Given request | Repeat each line of the material exactly.

====== Supplied records

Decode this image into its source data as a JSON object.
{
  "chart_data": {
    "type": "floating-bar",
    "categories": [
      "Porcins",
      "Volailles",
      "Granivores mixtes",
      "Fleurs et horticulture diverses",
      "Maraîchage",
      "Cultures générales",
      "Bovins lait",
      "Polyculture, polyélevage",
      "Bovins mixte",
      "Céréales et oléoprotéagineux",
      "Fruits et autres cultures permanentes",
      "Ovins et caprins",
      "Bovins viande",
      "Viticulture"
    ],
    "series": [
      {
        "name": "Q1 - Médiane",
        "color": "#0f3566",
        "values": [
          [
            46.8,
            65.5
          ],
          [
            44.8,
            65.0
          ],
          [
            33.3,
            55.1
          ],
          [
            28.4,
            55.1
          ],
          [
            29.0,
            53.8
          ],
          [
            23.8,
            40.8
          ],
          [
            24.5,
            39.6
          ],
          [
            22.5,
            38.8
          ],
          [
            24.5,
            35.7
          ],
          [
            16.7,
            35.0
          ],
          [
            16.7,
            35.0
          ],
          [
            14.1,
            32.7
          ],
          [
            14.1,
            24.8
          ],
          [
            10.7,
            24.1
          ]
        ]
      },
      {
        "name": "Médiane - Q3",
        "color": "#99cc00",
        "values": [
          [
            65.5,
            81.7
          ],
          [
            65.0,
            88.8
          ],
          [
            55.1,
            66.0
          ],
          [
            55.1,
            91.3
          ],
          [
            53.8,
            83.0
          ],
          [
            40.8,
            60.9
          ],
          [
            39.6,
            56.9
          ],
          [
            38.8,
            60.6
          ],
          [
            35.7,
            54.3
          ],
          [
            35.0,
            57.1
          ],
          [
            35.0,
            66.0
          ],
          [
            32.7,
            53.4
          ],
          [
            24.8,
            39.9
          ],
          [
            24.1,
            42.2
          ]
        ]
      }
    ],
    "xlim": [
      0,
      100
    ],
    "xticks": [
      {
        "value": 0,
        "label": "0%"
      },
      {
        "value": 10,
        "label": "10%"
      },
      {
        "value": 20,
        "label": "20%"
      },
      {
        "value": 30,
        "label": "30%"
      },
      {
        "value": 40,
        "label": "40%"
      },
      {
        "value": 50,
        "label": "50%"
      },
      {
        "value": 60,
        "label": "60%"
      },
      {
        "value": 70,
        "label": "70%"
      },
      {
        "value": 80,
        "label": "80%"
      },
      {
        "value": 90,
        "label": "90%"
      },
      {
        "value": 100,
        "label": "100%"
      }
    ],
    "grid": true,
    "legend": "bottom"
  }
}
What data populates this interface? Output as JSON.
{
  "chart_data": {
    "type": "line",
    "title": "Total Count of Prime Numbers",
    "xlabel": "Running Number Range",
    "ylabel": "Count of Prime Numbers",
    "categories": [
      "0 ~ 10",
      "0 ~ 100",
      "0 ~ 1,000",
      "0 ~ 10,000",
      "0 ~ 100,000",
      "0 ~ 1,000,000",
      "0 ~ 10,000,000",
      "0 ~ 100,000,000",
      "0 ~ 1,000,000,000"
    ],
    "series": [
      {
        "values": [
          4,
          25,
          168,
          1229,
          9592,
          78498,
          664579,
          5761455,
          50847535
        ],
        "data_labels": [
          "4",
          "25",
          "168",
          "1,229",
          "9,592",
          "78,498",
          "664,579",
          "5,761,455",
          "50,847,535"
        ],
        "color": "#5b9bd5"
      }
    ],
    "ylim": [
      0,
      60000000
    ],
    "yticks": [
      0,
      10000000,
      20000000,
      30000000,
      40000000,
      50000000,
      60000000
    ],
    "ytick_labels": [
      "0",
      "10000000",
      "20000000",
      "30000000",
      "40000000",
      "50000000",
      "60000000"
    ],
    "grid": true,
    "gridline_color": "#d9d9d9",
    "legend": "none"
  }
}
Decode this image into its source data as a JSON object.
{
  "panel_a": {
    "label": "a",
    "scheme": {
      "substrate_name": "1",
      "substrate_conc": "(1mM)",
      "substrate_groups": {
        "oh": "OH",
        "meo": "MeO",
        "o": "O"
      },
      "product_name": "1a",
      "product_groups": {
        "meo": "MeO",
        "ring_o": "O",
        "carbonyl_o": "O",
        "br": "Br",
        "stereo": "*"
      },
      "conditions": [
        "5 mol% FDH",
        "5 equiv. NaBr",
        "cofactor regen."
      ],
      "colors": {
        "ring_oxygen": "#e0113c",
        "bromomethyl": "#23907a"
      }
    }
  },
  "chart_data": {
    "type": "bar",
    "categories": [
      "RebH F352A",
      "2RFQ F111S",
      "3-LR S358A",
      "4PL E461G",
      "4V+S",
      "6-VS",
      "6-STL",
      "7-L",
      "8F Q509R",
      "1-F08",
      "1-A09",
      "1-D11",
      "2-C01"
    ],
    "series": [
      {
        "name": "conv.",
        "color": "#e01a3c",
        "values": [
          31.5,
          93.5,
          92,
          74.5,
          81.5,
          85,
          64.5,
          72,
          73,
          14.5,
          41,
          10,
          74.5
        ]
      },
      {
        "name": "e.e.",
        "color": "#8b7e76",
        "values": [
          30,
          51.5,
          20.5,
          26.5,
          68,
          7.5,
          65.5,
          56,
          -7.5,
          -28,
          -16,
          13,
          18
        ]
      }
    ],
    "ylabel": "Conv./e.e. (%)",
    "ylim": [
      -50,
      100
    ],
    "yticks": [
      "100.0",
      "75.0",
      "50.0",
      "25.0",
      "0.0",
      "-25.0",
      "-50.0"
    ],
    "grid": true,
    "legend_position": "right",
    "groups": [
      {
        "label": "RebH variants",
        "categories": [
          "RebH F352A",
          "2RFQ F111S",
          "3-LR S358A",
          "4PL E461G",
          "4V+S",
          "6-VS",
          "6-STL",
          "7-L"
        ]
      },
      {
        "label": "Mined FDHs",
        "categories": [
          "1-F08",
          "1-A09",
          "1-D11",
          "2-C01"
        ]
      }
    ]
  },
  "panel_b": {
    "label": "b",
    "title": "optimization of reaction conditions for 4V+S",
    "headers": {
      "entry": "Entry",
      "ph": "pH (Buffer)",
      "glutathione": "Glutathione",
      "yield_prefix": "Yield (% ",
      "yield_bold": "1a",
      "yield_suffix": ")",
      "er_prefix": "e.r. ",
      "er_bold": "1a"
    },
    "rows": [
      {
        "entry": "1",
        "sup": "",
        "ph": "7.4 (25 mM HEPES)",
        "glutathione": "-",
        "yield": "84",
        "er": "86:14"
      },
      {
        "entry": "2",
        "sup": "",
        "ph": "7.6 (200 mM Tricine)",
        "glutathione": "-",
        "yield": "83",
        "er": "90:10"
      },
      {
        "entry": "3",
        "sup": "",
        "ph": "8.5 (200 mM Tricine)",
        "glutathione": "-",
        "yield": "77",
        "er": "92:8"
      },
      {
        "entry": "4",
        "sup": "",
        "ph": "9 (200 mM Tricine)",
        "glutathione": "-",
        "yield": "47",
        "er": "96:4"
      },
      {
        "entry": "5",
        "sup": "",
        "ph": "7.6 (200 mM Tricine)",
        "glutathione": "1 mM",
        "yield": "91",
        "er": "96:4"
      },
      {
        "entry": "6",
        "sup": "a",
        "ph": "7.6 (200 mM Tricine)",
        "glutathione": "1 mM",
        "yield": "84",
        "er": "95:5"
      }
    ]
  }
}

============

Result of this exercise |
Decode this image into its source data as a JSON object.
{
  "chart_data": {
    "type": "floating-bar",
    "categories": [
      "Porcins",
      "Volailles",
      "Granivores mixtes",
      "Fleurs et horticulture diverses",
      "Maraîchage",
      "Cultures générales",
      "Bovins lait",
      "Polyculture, polyélevage",
      "Bovins mixte",
      "Céréales et oléoprotéagineux",
      "Fruits et autres cultures permanentes",
      "Ovins et caprins",
      "Bovins viande",
      "Viticulture"
    ],
    "series": [
      {
        "name": "Q1 - Médiane",
        "color": "#0f3566",
        "values": [
          [
            46.8,
            65.5
          ],
          [
            44.8,
            65.0
          ],
          [
            33.3,
            55.1
          ],
          [
            28.4,
            55.1
          ],
          [
            29.0,
            53.8
          ],
          [
            23.8,
            40.8
          ],
          [
            24.5,
            39.6
          ],
          [
            22.5,
            38.8
          ],
          [
            24.5,
            35.7
          ],
          [
            16.7,
            35.0
          ],
          [
            16.7,
            35.0
          ],
          [
            14.1,
            32.7
          ],
          [
            14.1,
            24.8
          ],
          [
            10.7,
            24.1
          ]
        ]
      },
      {
        "name": "Médiane - Q3",
        "color": "#99cc00",
        "values": [
          [
            65.5,
            81.7
          ],
          [
            65.0,
            88.8
          ],
          [
            55.1,
            66.0
          ],
          [
            55.1,
            91.3
          ],
          [
            53.8,
            83.0
          ],
          [
            40.8,
            60.9
          ],
          [
            39.6,
            56.9
          ],
          [
            38.8,
            60.6
          ],
          [
            35.7,
            54.3
          ],
          [
            35.0,
            57.1
          ],
          [
            35.0,
            66.0
          ],
          [
            32.7,
            53.4
          ],
          [
            24.8,
            39.9
          ],
          [
            24.1,
            42.2
          ]
        ]
      }
    ],
    "xlim": [
      0,
      100
    ],
    "xticks": [
      {
        "value": 0,
        "label": "0%"
      },
      {
        "value": 10,
        "label": "10%"
      },
      {
        "value": 20,
        "label": "20%"
      },
      {
        "value": 30,
        "label": "30%"
      },
      {
        "value": 40,
        "label": "40%"
      },
      {
        "value": 50,
        "label": "50%"
      },
      {
        "value": 60,
        "label": "60%"
      },
      {
        "value": 70,
        "label": "70%"
      },
      {
        "value": 80,
        "label": "80%"
      },
      {
        "value": 90,
        "label": "90%"
      },
      {
        "value": 100,
        "label": "100%"
      }
    ],
    "grid": true,
    "legend": "bottom"
  }
}
What data populates this interface? Output as JSON.
{
  "chart_data": {
    "type": "line",
    "title": "Total Count of Prime Numbers",
    "xlabel": "Running Number Range",
    "ylabel": "Count of Prime Numbers",
    "categories": [
      "0 ~ 10",
      "0 ~ 100",
      "0 ~ 1,000",
      "0 ~ 10,000",
      "0 ~ 100,000",
      "0 ~ 1,000,000",
      "0 ~ 10,000,000",
      "0 ~ 100,000,000",
      "0 ~ 1,000,000,000"
    ],
    "series": [
      {
        "values": [
          4,
          25,
          168,
          1229,
          9592,
          78498,
          664579,
          5761455,
          50847535
        ],
        "data_labels": [
          "4",
          "25",
          "168",
          "1,229",
          "9,592",
          "78,498",
          "664,579",
          "5,761,455",
          "50,847,535"
        ],
        "color": "#5b9bd5"
      }
    ],
    "ylim": [
      0,
      60000000
    ],
    "yticks": [
      0,
      10000000,
      20000000,
      30000000,
      40000000,
      50000000,
      60000000
    ],
    "ytick_labels": [
      "0",
      "10000000",
      "20000000",
      "30000000",
      "40000000",
      "50000000",
      "60000000"
    ],
    "grid": true,
    "gridline_color": "#d9d9d9",
    "legend": "none"
  }
}
Decode this image into its source data as a JSON object.
{
  "panel_a": {
    "label": "a",
    "scheme": {
      "substrate_name": "1",
      "substrate_conc": "(1mM)",
      "substrate_groups": {
        "oh": "OH",
        "meo": "MeO",
        "o": "O"
      },
      "product_name": "1a",
      "product_groups": {
        "meo": "MeO",
        "ring_o": "O",
        "carbonyl_o": "O",
        "br": "Br",
        "stereo": "*"
      },
      "conditions": [
        "5 mol% FDH",
        "5 equiv. NaBr",
        "cofactor regen."
      ],
      "colors": {
        "ring_oxygen": "#e0113c",
        "bromomethyl": "#23907a"
      }
    }
  },
  "chart_data": {
    "type": "bar",
    "categories": [
      "RebH F352A",
      "2RFQ F111S",
      "3-LR S358A",
      "4PL E461G",
      "4V+S",
      "6-VS",
      "6-STL",
      "7-L",
      "8F Q509R",
      "1-F08",
      "1-A09",
      "1-D11",
      "2-C01"
    ],
    "series": [
      {
        "name": "conv.",
        "color": "#e01a3c",
        "values": [
          31.5,
          93.5,
          92,
          74.5,
          81.5,
          85,
          64.5,
          72,
          73,
          14.5,
          41,
          10,
          74.5
        ]
      },
      {
        "name": "e.e.",
        "color": "#8b7e76",
        "values": [
          30,
          51.5,
          20.5,
          26.5,
          68,
          7.5,
          65.5,
          56,
          -7.5,
          -28,
          -16,
          13,
          18
        ]
      }
    ],
    "ylabel": "Conv./e.e. (%)",
    "ylim": [
      -50,
      100
    ],
    "yticks": [
      "100.0",
      "75.0",
      "50.0",
      "25.0",
      "0.0",
      "-25.0",
      "-50.0"
    ],
    "grid": true,
    "legend_position": "right",
    "groups": [
      {
        "label": "RebH variants",
        "categories": [
          "RebH F352A",
          "2RFQ F111S",
          "3-LR S358A",
          "4PL E461G",
          "4V+S",
          "6-VS",
          "6-STL",
          "7-L"
        ]
      },
      {
        "label": "Mined FDHs",
        "categories": [
          "1-F08",
          "1-A09",
          "1-D11",
          "2-C01"
        ]
      }
    ]
  },
  "panel_b": {
    "label": "b",
    "title": "optimization of reaction conditions for 4V+S",
    "headers": {
      "entry": "Entry",
      "ph": "pH (Buffer)",
      "glutathione": "Glutathione",
      "yield_prefix": "Yield (% ",
      "yield_bold": "1a",
      "yield_suffix": ")",
      "er_prefix": "e.r. ",
      "er_bold": "1a"
    },
    "rows": [
      {
        "entry": "1",
        "sup": "",
        "ph": "7.4 (25 mM HEPES)",
        "glutathione": "-",
        "yield": "84",
        "er": "86:14"
      },
      {
        "entry": "2",
        "sup": "",
        "ph": "7.6 (200 mM Tricine)",
        "glutathione": "-",
        "yield": "83",
        "er": "90:10"
      },
      {
        "entry": "3",
        "sup": "",
        "ph": "8.5 (200 mM Tricine)",
        "glutathione": "-",
        "yield": "77",
        "er": "92:8"
      },
      {
        "entry": "4",
        "sup": "",
        "ph": "9 (200 mM Tricine)",
        "glutathione": "-",
        "yield": "47",
        "er": "96:4"
      },
      {
        "entry": "5",
        "sup": "",
        "ph": "7.6 (200 mM Tricine)",
        "glutathione": "1 mM",
        "yield": "91",
        "er": "96:4"
      },
      {
        "entry": "6",
        "sup": "a",
        "ph": "7.6 (200 mM Tricine)",
        "glutathione": "1 mM",
        "yield": "84",
        "er": "95:5"
      }
    ]
  }
}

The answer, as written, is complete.